> _TO BE DONE_:
Would you quote every entry exactly, dropping only the pictures?

· · · · · · ·

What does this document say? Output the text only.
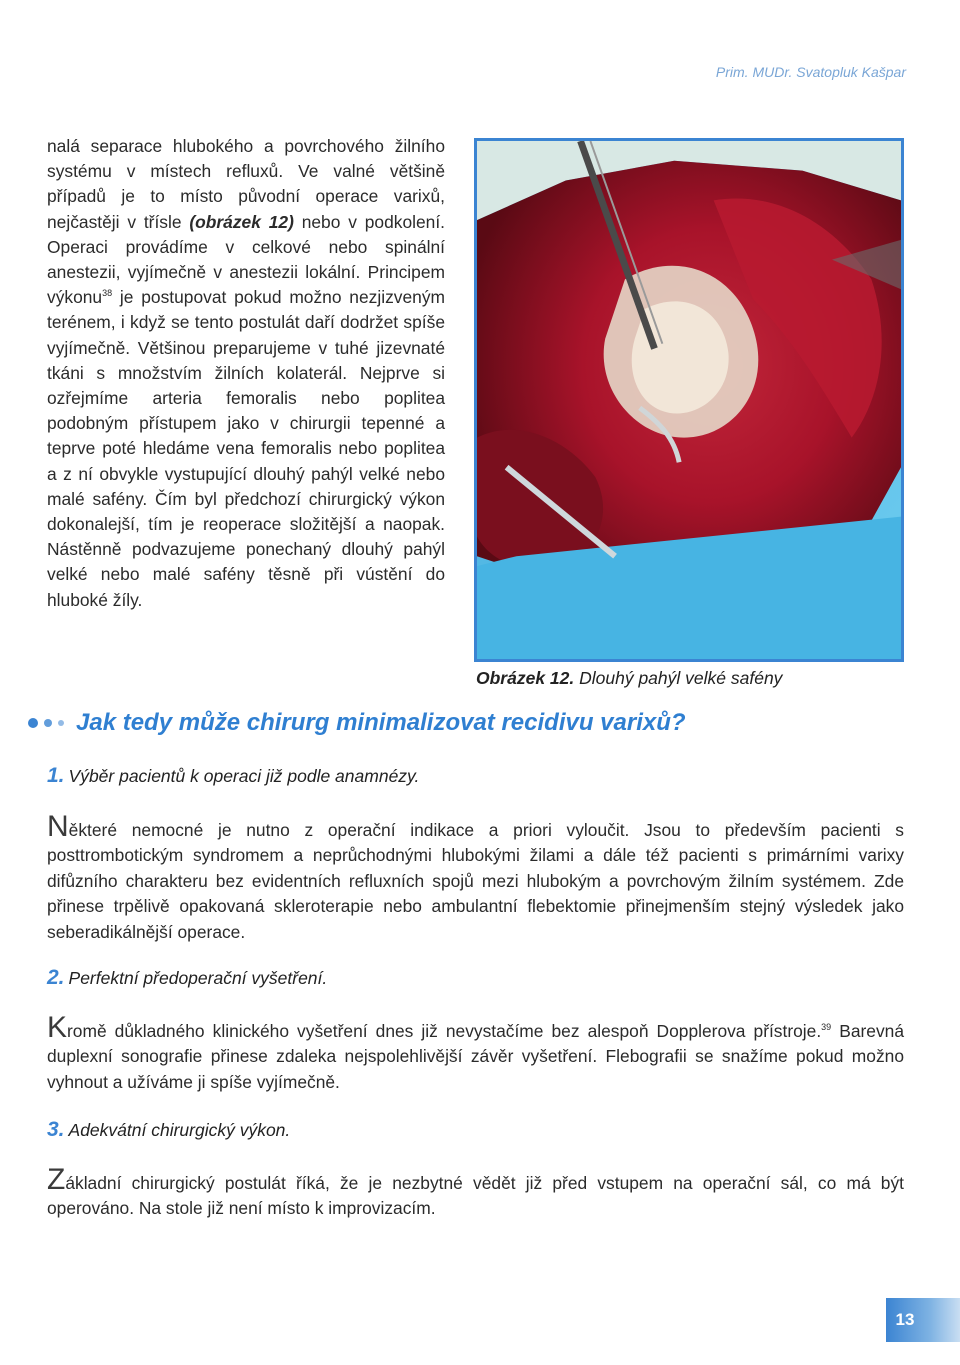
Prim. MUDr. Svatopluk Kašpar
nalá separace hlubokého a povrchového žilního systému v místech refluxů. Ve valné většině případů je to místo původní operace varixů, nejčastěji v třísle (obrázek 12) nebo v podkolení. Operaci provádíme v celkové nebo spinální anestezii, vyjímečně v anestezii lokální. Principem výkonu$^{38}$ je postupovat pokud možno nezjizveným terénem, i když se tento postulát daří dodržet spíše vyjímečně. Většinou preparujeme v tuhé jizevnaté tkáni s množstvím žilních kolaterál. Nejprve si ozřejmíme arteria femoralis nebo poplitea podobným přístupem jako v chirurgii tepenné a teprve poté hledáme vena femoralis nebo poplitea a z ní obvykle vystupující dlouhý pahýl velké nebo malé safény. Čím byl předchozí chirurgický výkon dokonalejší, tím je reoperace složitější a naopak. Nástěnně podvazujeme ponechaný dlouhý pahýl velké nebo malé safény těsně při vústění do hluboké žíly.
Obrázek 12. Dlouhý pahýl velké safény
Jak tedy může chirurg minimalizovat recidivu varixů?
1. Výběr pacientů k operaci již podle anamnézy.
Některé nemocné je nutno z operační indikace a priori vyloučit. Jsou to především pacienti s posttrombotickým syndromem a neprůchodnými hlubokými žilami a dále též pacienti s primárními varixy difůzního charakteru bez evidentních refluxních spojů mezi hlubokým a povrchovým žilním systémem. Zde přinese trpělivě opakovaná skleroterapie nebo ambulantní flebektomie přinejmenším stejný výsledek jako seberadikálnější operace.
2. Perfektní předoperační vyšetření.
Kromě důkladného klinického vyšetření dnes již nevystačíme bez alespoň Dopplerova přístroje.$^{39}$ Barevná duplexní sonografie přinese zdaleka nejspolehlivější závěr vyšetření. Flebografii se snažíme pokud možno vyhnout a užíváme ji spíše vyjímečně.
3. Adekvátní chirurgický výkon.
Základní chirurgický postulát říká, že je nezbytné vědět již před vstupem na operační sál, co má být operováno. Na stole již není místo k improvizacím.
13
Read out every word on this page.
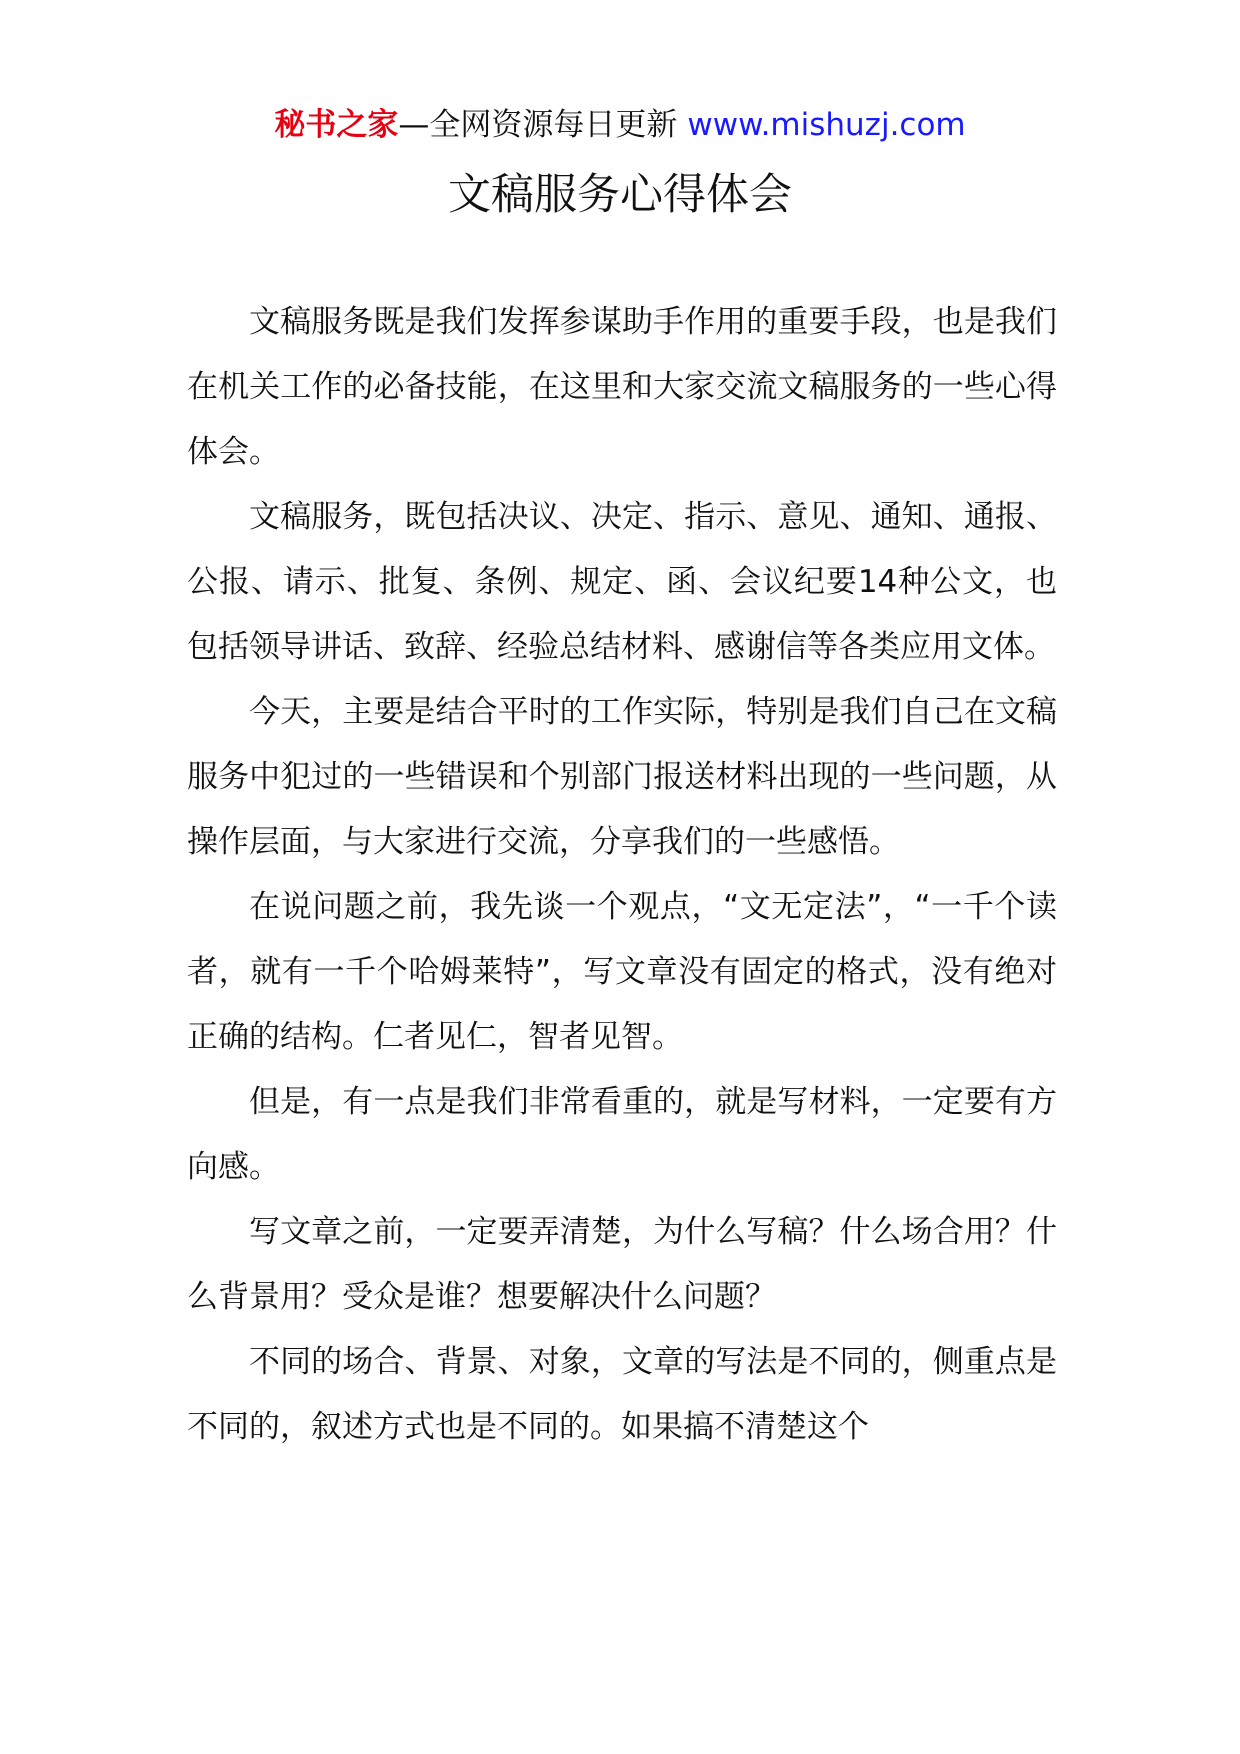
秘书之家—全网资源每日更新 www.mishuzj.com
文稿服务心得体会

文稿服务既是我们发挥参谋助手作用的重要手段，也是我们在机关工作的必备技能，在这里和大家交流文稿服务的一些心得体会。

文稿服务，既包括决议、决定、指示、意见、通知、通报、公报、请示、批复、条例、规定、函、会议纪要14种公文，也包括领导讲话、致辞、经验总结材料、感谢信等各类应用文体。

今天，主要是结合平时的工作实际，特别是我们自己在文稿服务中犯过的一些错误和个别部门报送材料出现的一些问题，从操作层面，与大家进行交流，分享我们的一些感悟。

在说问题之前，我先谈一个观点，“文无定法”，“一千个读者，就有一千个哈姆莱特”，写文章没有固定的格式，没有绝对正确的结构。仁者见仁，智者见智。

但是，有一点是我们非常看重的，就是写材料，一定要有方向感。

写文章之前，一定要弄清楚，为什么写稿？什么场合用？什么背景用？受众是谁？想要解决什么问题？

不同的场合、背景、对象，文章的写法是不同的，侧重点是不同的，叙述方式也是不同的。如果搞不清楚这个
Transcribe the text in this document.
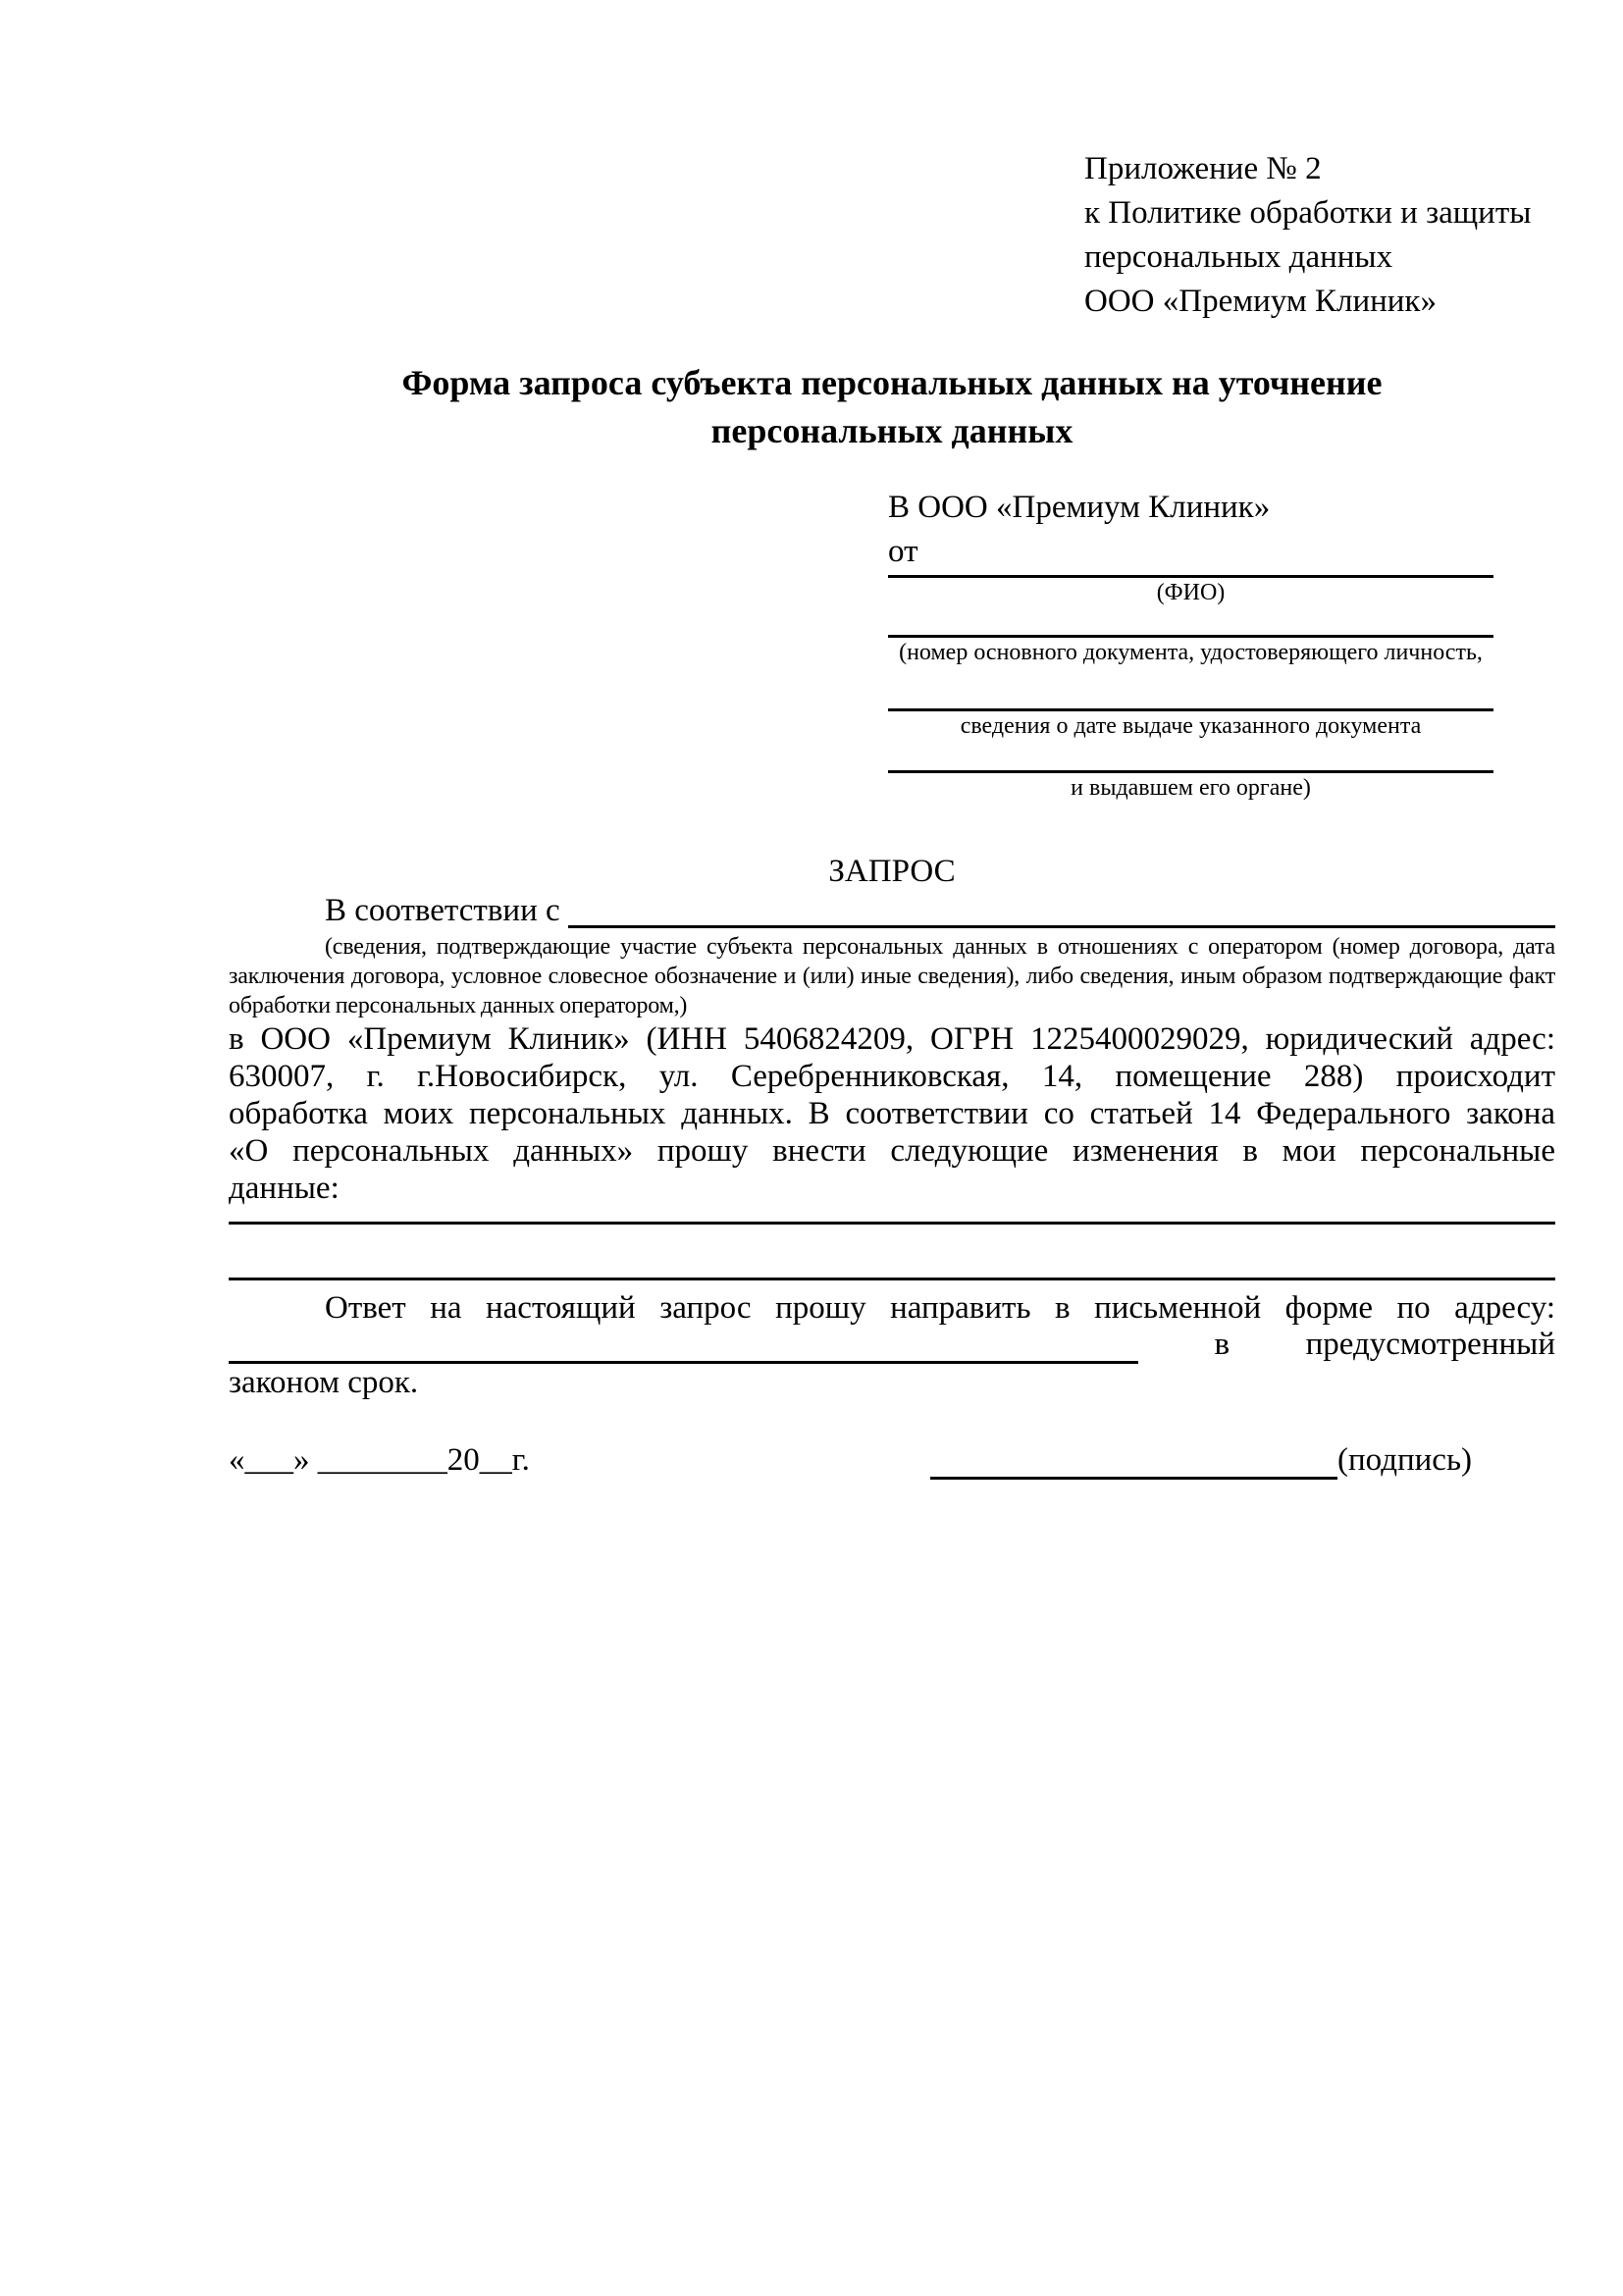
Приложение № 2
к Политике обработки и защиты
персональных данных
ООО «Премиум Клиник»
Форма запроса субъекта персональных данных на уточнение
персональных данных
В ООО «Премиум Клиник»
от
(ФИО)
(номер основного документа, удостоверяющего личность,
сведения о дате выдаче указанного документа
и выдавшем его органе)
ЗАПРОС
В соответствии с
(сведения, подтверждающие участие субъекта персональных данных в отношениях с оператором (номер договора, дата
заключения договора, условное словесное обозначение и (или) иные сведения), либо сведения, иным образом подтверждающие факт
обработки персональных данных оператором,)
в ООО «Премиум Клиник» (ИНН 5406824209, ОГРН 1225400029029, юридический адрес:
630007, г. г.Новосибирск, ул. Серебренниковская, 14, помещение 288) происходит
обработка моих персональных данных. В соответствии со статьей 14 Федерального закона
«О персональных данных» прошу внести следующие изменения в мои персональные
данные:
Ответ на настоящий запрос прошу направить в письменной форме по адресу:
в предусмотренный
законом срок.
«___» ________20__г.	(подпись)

· · · · · · ·

> _FINISHED ANSWER_:
What does this document say? Output the text only.
Prim. MUDr. Svatopluk Kašpar
nalá separace hlubokého a povrchového žilního systému v místech refluxů. Ve valné většině případů je to místo původní operace varixů, nejčastěji v třísle (obrázek 12) nebo v podkolení. Operaci provádíme v celkové nebo spinální anestezii, vyjímečně v anestezii lokální. Principem výkonu$^{38}$ je postupovat pokud možno nezjizveným terénem, i když se tento postulát daří dodržet spíše vyjímečně. Většinou preparujeme v tuhé jizevnaté tkáni s množstvím žilních kolaterál. Nejprve si ozřejmíme arteria femoralis nebo poplitea podobným přístupem jako v chirurgii tepenné a teprve poté hledáme vena femoralis nebo poplitea a z ní obvykle vystupující dlouhý pahýl velké nebo malé safény. Čím byl předchozí chirurgický výkon dokonalejší, tím je reoperace složitější a naopak. Nástěnně podvazujeme ponechaný dlouhý pahýl velké nebo malé safény těsně při vústění do hluboké žíly.
Obrázek 12. Dlouhý pahýl velké safény
Jak tedy může chirurg minimalizovat recidivu varixů?
1. Výběr pacientů k operaci již podle anamnézy.
Některé nemocné je nutno z operační indikace a priori vyloučit. Jsou to především pacienti s posttrombotickým syndromem a neprůchodnými hlubokými žilami a dále též pacienti s primárními varixy difůzního charakteru bez evidentních refluxních spojů mezi hlubokým a povrchovým žilním systémem. Zde přinese trpělivě opakovaná skleroterapie nebo ambulantní flebektomie přinejmenším stejný výsledek jako seberadikálnější operace.
2. Perfektní předoperační vyšetření.
Kromě důkladného klinického vyšetření dnes již nevystačíme bez alespoň Dopplerova přístroje.$^{39}$ Barevná duplexní sonografie přinese zdaleka nejspolehlivější závěr vyšetření. Flebografii se snažíme pokud možno vyhnout a užíváme ji spíše vyjímečně.
3. Adekvátní chirurgický výkon.
Základní chirurgický postulát říká, že je nezbytné vědět již před vstupem na operační sál, co má být operováno. Na stole již není místo k improvizacím.
13
Read out every word on this page.
秘书之家—全网资源每日更新 www.mishuzj.com
文稿服务心得体会

文稿服务既是我们发挥参谋助手作用的重要手段，也是我们在机关工作的必备技能，在这里和大家交流文稿服务的一些心得体会。

文稿服务，既包括决议、决定、指示、意见、通知、通报、公报、请示、批复、条例、规定、函、会议纪要14种公文，也包括领导讲话、致辞、经验总结材料、感谢信等各类应用文体。

今天，主要是结合平时的工作实际，特别是我们自己在文稿服务中犯过的一些错误和个别部门报送材料出现的一些问题，从操作层面，与大家进行交流，分享我们的一些感悟。

在说问题之前，我先谈一个观点，“文无定法”，“一千个读者，就有一千个哈姆莱特”，写文章没有固定的格式，没有绝对正确的结构。仁者见仁，智者见智。

但是，有一点是我们非常看重的，就是写材料，一定要有方向感。

写文章之前，一定要弄清楚，为什么写稿？什么场合用？什么背景用？受众是谁？想要解决什么问题？

不同的场合、背景、对象，文章的写法是不同的，侧重点是不同的，叙述方式也是不同的。如果搞不清楚这个
Transcribe the text in this document.
Приложение № 2
к Политике обработки и защиты
персональных данных
ООО «Премиум Клиник»
Форма запроса субъекта персональных данных на уточнение
персональных данных
В ООО «Премиум Клиник»
от
(ФИО)
(номер основного документа, удостоверяющего личность,
сведения о дате выдаче указанного документа
и выдавшем его органе)
ЗАПРОС
В соответствии с
(сведения, подтверждающие участие субъекта персональных данных в отношениях с оператором (номер договора, дата
заключения договора, условное словесное обозначение и (или) иные сведения), либо сведения, иным образом подтверждающие факт
обработки персональных данных оператором,)
в ООО «Премиум Клиник» (ИНН 5406824209, ОГРН 1225400029029, юридический адрес:
630007, г. г.Новосибирск, ул. Серебренниковская, 14, помещение 288) происходит
обработка моих персональных данных. В соответствии со статьей 14 Федерального закона
«О персональных данных» прошу внести следующие изменения в мои персональные
данные:
Ответ на настоящий запрос прошу направить в письменной форме по адресу:
в предусмотренный
законом срок.
«___» ________20__г.	(подпись)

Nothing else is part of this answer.